_Extracted text_
——————

For enabling courses, the government pays the normal contribution for Commonwealth-supported places through the CGS. Universities that offer Commonwealth-supported places in enabling courses cannot charge a student contribution. They receive the enabling loading instead. Enabling loading is a fixed funding pool, indexed annually. Total estimated CGS funding in 2010 for all enabling places was $66 million, with the enabling loading accounting for $14 million of this amount (Lomax-Smith, Watson & Webster 2011, p. 122).56

A number of submissions argued that the current enabling loading amount was not adequate for universities to deliver the kind of support required for students undertaking enabling courses. The Panel notes that in response to the 2011 Higher Education Base Funding Review, in the 2012–13 Budget the government announced that in 2013 the enabling loading will be increased from an estimated $1,833 to $2,500 per place, and then from 2014 will increase to $3,068 per place (with the rate indexed in later years) at a cost of $41.6 million for the period 2012–13 to 2015–16.

What needs to change?

Improve the reach of enabling programs

The Panel found most universities and students were supportive of enabling programs as a way to help Aboriginal and Torres Strait Islander students to access university, with a number of university programs considered to be successful in achieving outcomes for these students.57

Indigenous-oriented enabling programs offer students the opportunity to transition to a degree course via a challenging academic program delivered in a culturally secure manner (submission no. 5, Murdoch University, p. 2).

——————

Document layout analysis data
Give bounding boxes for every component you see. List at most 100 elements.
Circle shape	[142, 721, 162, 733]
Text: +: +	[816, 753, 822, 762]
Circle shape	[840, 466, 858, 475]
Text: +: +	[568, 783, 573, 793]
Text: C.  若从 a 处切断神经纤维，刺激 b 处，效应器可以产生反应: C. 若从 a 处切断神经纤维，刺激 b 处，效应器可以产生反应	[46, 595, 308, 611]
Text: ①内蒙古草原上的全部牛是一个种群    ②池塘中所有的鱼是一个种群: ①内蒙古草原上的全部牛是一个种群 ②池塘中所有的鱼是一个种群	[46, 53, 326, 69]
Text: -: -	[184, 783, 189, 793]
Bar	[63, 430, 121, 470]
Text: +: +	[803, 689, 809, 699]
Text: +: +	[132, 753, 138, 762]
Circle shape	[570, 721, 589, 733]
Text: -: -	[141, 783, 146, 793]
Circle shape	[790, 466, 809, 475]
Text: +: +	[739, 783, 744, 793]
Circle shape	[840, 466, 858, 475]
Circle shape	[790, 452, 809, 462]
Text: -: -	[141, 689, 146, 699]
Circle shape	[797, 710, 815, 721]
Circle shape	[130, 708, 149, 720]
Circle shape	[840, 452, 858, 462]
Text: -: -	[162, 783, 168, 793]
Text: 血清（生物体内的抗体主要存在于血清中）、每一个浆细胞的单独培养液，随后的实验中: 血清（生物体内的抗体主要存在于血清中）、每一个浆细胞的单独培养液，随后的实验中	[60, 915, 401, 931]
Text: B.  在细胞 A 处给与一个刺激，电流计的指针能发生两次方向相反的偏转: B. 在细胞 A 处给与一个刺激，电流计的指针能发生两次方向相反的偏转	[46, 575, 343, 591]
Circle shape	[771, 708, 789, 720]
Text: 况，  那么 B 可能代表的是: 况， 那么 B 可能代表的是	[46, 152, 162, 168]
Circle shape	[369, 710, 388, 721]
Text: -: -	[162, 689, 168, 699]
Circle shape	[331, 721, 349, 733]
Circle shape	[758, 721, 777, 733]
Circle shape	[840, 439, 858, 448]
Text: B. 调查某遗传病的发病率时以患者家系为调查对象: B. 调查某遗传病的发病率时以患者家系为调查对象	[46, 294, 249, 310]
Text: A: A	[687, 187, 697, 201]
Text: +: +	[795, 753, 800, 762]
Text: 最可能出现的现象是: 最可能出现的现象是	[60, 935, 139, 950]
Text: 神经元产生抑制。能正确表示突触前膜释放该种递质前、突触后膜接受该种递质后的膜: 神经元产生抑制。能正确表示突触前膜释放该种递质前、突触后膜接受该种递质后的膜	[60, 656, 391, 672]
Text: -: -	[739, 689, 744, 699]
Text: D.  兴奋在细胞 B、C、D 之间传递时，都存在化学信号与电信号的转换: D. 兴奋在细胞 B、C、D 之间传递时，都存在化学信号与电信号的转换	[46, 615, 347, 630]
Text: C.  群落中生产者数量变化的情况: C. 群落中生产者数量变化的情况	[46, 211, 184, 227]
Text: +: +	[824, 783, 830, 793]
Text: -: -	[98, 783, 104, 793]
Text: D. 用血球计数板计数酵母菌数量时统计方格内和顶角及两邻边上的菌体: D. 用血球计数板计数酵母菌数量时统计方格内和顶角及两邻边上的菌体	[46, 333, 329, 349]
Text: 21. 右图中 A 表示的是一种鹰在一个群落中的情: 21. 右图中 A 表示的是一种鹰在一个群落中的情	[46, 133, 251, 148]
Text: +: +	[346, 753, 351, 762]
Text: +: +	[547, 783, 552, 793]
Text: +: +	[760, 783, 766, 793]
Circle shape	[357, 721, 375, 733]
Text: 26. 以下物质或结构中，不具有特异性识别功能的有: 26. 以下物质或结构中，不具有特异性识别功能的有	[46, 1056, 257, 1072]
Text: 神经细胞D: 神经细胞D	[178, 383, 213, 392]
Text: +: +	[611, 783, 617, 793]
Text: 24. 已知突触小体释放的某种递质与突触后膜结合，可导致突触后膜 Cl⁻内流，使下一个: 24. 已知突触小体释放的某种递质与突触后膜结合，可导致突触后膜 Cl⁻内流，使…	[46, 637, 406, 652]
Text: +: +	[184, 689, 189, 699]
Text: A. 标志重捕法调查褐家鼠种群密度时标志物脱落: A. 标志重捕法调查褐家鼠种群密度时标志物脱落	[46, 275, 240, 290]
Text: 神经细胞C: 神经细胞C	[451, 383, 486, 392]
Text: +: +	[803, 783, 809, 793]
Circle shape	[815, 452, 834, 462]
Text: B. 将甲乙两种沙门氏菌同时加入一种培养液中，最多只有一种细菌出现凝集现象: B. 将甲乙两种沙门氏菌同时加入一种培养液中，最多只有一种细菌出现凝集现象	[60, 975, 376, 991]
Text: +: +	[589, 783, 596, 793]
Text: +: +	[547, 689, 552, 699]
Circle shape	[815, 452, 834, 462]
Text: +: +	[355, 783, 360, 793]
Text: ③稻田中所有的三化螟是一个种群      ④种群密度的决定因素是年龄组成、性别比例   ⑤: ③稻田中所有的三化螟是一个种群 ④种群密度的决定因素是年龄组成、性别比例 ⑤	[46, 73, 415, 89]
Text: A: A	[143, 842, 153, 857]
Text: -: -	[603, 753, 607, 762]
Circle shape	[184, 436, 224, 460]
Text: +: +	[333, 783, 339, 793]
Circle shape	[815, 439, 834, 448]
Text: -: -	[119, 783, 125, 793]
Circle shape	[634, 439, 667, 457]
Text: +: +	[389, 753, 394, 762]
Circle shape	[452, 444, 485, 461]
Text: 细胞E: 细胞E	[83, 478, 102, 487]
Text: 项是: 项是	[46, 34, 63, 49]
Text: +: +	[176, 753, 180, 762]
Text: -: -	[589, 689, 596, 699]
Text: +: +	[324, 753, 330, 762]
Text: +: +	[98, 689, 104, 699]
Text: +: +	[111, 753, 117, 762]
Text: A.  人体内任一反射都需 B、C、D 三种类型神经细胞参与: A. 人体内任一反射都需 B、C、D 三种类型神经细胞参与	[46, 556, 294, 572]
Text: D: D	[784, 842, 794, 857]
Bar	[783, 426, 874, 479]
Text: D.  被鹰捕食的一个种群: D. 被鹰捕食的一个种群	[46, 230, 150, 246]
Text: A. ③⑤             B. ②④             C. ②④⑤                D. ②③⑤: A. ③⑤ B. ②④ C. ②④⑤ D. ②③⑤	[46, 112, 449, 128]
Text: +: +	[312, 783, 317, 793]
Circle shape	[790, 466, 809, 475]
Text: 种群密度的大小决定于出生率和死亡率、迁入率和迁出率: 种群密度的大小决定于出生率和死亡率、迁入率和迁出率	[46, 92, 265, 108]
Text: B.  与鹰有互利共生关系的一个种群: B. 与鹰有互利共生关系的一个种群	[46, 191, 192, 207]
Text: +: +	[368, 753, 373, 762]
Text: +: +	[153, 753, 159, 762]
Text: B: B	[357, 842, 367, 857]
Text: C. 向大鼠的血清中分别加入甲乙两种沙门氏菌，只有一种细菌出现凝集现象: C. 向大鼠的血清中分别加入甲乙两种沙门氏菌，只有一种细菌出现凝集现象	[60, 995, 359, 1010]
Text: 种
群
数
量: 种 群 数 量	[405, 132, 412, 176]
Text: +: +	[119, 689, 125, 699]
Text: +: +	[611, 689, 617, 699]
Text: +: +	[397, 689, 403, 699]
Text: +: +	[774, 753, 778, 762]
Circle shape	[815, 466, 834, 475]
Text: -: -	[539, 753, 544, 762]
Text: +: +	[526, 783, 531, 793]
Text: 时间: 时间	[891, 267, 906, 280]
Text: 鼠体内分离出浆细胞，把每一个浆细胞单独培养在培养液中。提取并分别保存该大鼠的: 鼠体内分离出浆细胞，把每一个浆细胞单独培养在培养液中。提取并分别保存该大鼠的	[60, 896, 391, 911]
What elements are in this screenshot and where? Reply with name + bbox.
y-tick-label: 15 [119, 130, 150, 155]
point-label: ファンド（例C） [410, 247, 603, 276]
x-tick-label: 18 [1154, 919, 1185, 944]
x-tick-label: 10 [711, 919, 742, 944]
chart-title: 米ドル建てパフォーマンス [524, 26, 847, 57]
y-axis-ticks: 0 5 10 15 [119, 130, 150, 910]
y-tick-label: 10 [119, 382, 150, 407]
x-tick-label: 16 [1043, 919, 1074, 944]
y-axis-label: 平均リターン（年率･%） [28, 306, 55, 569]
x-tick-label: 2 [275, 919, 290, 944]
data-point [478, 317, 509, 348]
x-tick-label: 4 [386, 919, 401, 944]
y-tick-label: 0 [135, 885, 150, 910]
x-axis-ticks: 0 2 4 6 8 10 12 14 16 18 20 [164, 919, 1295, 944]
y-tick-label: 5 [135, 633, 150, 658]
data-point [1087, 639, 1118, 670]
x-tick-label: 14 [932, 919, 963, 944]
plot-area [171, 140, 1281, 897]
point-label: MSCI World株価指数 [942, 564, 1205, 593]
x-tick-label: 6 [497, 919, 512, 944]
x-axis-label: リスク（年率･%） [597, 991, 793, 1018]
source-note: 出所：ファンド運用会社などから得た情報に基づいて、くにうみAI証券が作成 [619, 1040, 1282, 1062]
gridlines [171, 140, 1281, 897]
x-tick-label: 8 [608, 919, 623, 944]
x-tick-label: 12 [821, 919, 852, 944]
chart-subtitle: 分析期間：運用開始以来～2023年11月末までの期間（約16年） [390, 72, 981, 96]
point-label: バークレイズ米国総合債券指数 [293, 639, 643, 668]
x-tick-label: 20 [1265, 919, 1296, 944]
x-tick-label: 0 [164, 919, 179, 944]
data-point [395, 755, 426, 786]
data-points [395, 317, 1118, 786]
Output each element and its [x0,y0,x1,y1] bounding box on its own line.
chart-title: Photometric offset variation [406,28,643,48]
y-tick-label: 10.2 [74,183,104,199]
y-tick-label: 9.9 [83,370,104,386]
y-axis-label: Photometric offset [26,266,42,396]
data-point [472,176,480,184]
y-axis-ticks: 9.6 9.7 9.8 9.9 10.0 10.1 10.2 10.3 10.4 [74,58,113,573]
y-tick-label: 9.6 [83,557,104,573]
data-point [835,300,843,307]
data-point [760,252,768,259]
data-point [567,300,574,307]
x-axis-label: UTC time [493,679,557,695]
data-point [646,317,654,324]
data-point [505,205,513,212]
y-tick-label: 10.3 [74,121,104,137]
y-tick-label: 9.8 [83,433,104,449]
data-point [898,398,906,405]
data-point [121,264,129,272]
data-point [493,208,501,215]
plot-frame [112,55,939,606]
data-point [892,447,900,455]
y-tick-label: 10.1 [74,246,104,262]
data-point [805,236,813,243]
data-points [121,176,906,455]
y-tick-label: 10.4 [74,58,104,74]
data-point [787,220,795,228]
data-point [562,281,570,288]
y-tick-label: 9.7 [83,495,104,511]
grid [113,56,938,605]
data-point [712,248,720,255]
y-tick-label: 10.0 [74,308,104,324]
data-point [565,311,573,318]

——————

_Work request 1_
According to the text on enabling courses, to what amount per place will the enabling loading be increased in 2013?
_Work request 2_
Copy the text on enabling courses between "Indigenous-oriented enabling programs" and "University, p. 2).", inclusive.

_Exercise response 1_
It will be increased to $2,500 per place, up from an estimated $1,833.

_Exercise response 2_
Indigenous-oriented enabling programs offer students the opportunity to transition to a degree course via a challenging academic program delivered in a culturally secure manner (submission no. 5, Murdoch University, p. 2).